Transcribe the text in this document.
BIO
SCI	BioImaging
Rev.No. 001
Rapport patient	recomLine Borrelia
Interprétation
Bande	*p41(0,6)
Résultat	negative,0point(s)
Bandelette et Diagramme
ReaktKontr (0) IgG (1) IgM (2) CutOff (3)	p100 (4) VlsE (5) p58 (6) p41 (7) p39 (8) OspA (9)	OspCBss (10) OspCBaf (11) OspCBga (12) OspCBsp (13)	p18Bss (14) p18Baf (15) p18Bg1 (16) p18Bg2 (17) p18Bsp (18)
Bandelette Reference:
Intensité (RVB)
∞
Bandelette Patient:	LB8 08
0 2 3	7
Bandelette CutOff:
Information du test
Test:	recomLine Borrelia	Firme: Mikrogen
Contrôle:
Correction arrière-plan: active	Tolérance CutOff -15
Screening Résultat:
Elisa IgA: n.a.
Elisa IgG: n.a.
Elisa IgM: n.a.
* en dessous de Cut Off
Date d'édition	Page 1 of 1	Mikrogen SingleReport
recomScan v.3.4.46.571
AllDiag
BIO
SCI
============
TASK DESCRIPTION: Every record above must be duplicated exactly.

TASK SOLUTION:
Transcribe the text in this document.
BIO
SCI	BioImaging
Rev.No. 001
Rapport patient	recomLine Borrelia
Interprétation
Bande	*p41(0,6)
Résultat	negative,0point(s)
Bandelette et Diagramme
ReaktKontr (0) IgG (1) IgM (2) CutOff (3)	p100 (4) VlsE (5) p58 (6) p41 (7) p39 (8) OspA (9)	OspCBss (10) OspCBaf (11) OspCBga (12) OspCBsp (13)	p18Bss (14) p18Baf (15) p18Bg1 (16) p18Bg2 (17) p18Bsp (18)
Bandelette Reference:
Intensité (RVB)
∞
Bandelette Patient:	LB8 08
0 2 3	7
Bandelette CutOff:
Information du test
Test:	recomLine Borrelia	Firme: Mikrogen
Contrôle:
Correction arrière-plan: active	Tolérance CutOff -15
Screening Résultat:
Elisa IgA: n.a.
Elisa IgG: n.a.
Elisa IgM: n.a.
* en dessous de Cut Off
Date d'édition	Page 1 of 1	Mikrogen SingleReport
recomScan v.3.4.46.571
AllDiag
BIO
SCI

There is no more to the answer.